- YOUR OBJECTIVE
Using the data beneath, show every line that includes the word "verified".

- SUPPLIED RECORDS
--- BEGIN ---
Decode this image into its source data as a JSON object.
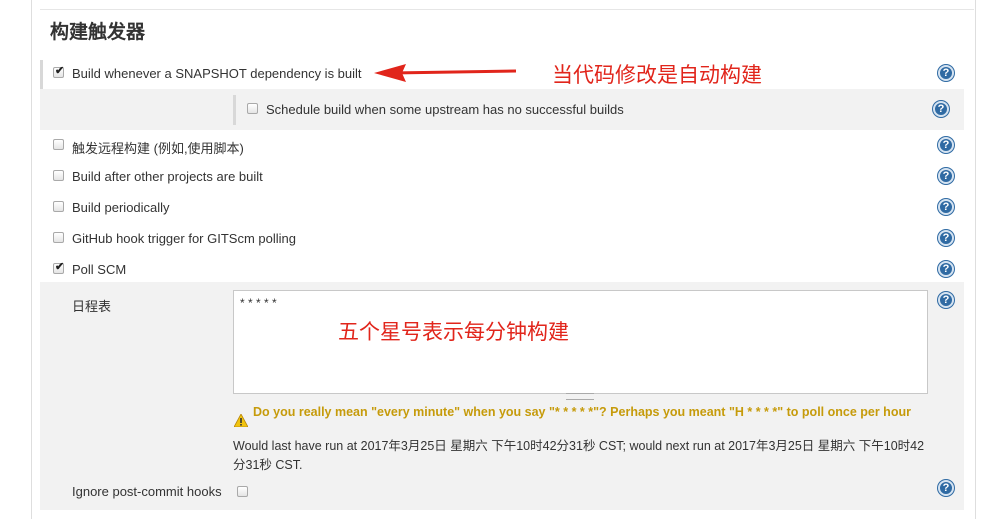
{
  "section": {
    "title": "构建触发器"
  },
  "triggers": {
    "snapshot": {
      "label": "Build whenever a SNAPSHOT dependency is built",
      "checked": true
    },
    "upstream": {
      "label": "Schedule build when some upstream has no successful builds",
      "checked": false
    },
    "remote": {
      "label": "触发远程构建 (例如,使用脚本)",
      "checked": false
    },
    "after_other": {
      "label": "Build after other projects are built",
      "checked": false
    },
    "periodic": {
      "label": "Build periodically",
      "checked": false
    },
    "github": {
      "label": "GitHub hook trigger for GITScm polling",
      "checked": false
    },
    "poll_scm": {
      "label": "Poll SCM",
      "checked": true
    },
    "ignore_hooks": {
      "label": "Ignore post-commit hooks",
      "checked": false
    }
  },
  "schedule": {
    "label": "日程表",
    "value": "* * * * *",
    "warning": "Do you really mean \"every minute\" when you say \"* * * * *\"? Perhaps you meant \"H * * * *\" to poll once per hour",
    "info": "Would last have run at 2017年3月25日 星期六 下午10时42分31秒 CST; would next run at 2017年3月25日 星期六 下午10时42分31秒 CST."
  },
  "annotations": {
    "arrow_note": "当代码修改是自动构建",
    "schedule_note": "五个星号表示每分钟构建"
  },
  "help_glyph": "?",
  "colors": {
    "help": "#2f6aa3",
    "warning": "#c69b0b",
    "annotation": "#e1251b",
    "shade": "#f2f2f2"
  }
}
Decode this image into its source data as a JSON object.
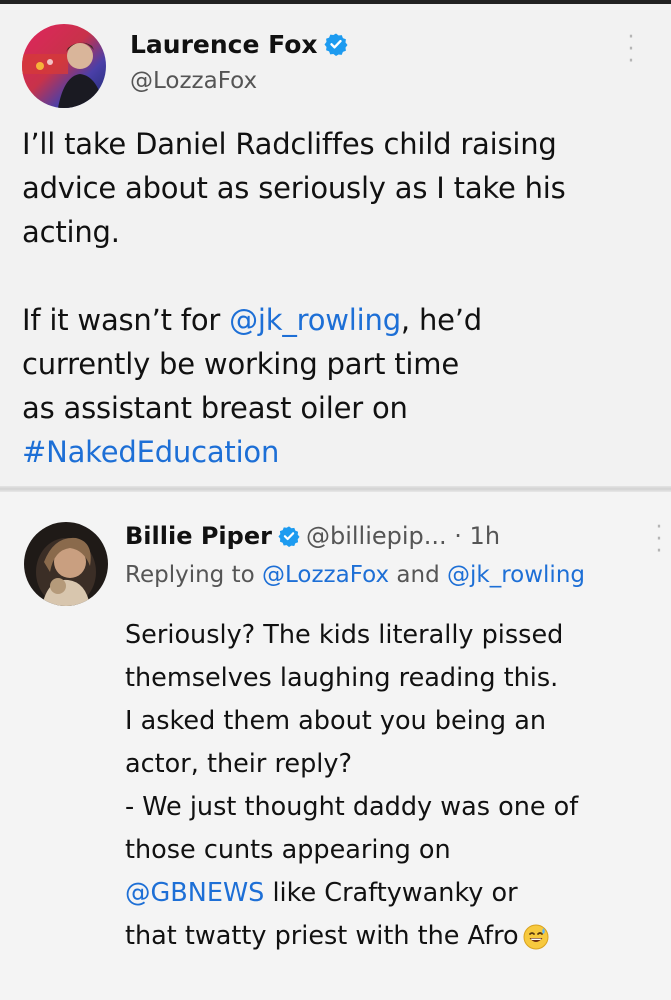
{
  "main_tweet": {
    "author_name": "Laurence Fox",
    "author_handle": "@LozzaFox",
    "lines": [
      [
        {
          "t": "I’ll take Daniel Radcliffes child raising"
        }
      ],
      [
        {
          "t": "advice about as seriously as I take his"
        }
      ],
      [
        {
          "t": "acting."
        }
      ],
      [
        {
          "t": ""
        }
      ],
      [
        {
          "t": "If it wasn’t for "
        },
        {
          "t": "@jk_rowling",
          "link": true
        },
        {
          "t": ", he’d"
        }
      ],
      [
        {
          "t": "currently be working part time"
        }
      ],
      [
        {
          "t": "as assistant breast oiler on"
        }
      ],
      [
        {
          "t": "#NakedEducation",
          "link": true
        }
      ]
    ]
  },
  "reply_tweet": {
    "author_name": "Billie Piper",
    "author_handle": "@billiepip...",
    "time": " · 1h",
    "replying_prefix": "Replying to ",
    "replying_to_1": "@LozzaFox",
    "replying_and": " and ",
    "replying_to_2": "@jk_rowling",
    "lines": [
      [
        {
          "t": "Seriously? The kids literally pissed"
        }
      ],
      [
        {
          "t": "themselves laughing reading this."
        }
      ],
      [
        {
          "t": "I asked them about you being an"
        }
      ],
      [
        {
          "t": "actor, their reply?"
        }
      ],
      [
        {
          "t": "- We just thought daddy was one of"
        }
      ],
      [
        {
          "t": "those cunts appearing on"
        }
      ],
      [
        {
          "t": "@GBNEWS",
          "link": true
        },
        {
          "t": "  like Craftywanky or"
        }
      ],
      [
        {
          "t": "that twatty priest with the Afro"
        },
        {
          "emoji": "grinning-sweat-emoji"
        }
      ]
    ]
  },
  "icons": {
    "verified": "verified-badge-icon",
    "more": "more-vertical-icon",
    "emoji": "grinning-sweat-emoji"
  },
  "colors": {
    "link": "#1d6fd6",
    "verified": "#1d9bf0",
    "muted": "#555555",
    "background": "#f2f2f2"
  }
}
--- END ---
- FULL ANSWER
    "verified": "verified-badge-icon",
    "verified": "#1d9bf0",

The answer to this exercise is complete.